DATA LISTING —

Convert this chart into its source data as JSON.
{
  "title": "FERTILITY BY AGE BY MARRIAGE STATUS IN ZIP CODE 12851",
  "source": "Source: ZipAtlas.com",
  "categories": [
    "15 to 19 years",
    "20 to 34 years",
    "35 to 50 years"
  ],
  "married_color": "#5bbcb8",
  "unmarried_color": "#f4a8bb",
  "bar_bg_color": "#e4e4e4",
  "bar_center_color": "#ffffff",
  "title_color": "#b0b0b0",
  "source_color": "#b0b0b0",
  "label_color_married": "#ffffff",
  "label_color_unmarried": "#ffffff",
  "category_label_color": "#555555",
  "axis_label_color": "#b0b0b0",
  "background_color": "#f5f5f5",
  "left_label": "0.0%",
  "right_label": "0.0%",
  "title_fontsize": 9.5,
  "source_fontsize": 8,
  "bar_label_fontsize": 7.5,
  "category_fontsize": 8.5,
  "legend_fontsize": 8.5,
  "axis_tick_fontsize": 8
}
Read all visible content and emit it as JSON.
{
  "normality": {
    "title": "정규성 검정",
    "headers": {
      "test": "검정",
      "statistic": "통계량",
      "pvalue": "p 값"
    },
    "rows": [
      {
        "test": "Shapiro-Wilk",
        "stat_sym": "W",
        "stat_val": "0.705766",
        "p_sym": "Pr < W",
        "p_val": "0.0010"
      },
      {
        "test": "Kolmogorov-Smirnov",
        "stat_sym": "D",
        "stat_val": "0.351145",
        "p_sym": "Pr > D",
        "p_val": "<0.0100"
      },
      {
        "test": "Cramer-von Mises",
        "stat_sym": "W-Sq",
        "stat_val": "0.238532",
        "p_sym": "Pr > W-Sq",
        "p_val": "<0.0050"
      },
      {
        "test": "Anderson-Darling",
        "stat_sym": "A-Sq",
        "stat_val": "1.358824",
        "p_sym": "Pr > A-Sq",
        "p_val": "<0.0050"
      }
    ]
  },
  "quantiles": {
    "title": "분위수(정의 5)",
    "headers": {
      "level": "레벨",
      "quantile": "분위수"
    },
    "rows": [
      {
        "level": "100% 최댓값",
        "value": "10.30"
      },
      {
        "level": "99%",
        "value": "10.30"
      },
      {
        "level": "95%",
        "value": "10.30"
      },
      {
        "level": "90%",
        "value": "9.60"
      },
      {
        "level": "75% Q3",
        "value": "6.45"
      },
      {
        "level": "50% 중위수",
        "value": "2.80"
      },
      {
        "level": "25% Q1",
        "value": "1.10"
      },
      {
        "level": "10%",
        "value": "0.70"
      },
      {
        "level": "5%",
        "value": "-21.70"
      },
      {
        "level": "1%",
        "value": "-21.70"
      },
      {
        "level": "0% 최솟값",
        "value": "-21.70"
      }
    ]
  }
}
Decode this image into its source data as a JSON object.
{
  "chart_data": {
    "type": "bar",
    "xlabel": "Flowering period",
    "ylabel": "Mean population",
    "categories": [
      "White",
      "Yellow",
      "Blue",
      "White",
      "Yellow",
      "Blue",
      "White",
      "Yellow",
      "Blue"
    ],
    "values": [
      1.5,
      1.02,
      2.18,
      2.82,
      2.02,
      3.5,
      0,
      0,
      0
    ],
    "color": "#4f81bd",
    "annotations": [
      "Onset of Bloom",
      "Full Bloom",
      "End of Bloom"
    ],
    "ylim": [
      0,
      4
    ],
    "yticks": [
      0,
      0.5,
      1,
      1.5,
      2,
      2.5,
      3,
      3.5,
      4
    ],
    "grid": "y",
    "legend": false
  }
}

SET EXERCISE — Within the listing above, work out how many lines contain the string "into", and reply with that number only.

ANSWER TO THE TASK — 2